Figure content listings
┌──

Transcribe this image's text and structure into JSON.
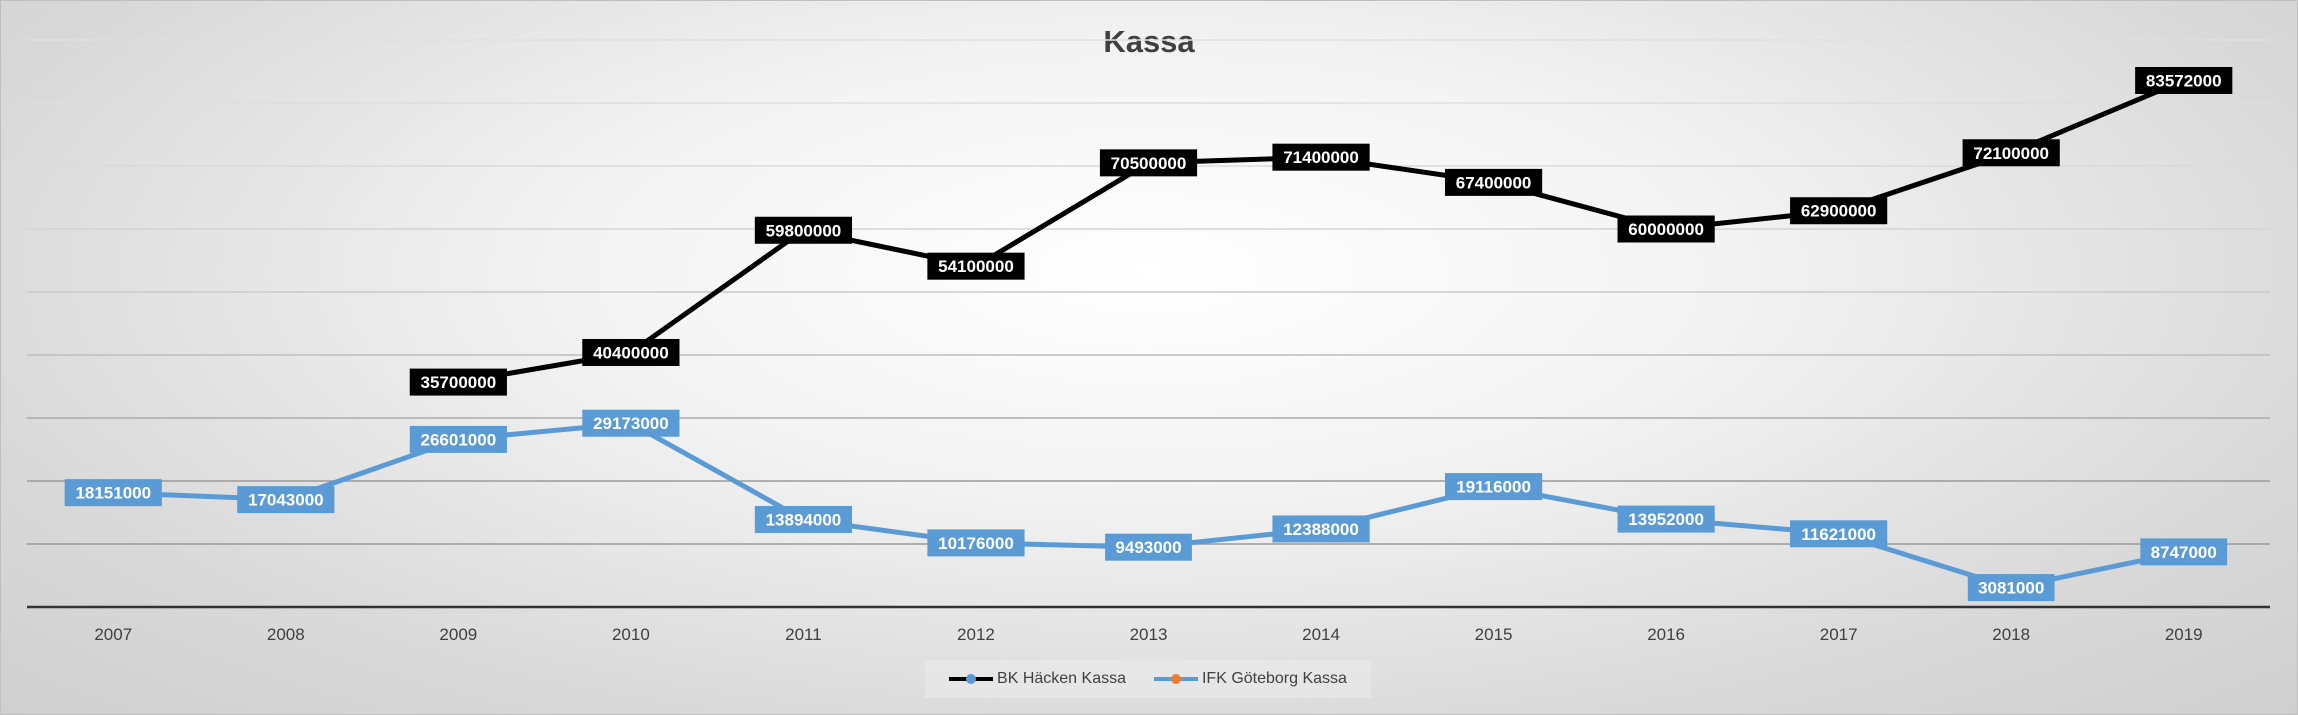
{
  "chart_data": {
    "type": "line",
    "title": "Kassa",
    "categories": [
      "2007",
      "2008",
      "2009",
      "2010",
      "2011",
      "2012",
      "2013",
      "2014",
      "2015",
      "2016",
      "2017",
      "2018",
      "2019"
    ],
    "ylim": [
      0,
      90000000
    ],
    "grid": true,
    "legend_position": "bottom",
    "series": [
      {
        "name": "BK Häcken Kassa",
        "values": [
          null,
          null,
          35700000,
          40400000,
          59800000,
          54100000,
          70500000,
          71400000,
          67400000,
          60000000,
          62900000,
          72100000,
          83572000
        ],
        "line_color": "#000000",
        "marker_color": "#5b9bd5",
        "label_bg": "#000000",
        "label_color": "#ffffff"
      },
      {
        "name": "IFK Göteborg Kassa",
        "values": [
          18151000,
          17043000,
          26601000,
          29173000,
          13894000,
          10176000,
          9493000,
          12388000,
          19116000,
          13952000,
          11621000,
          3081000,
          8747000
        ],
        "line_color": "#5b9bd5",
        "marker_color": "#ed7d31",
        "label_bg": "#5b9bd5",
        "label_color": "#ffffff"
      }
    ]
  }
}
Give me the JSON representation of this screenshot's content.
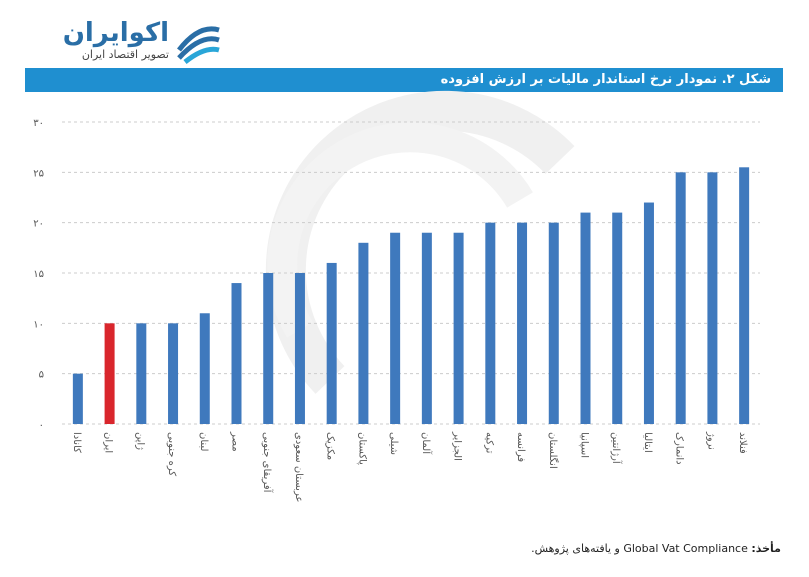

└──

Task to carry out: Go through the listing above and write it out again exactly, dropping the pictures.

Task answer:
Transcribe this image's text and structure into JSON.
{
  "chart_data": {
    "type": "line",
    "title": "Kassa",
    "categories": [
      "2007",
      "2008",
      "2009",
      "2010",
      "2011",
      "2012",
      "2013",
      "2014",
      "2015",
      "2016",
      "2017",
      "2018",
      "2019"
    ],
    "ylim": [
      0,
      90000000
    ],
    "grid": true,
    "legend_position": "bottom",
    "series": [
      {
        "name": "BK Häcken Kassa",
        "values": [
          null,
          null,
          35700000,
          40400000,
          59800000,
          54100000,
          70500000,
          71400000,
          67400000,
          60000000,
          62900000,
          72100000,
          83572000
        ],
        "line_color": "#000000",
        "marker_color": "#5b9bd5",
        "label_bg": "#000000",
        "label_color": "#ffffff"
      },
      {
        "name": "IFK Göteborg Kassa",
        "values": [
          18151000,
          17043000,
          26601000,
          29173000,
          13894000,
          10176000,
          9493000,
          12388000,
          19116000,
          13952000,
          11621000,
          3081000,
          8747000
        ],
        "line_color": "#5b9bd5",
        "marker_color": "#ed7d31",
        "label_bg": "#5b9bd5",
        "label_color": "#ffffff"
      }
    ]
  }
}
Give me the JSON representation of this screenshot's content.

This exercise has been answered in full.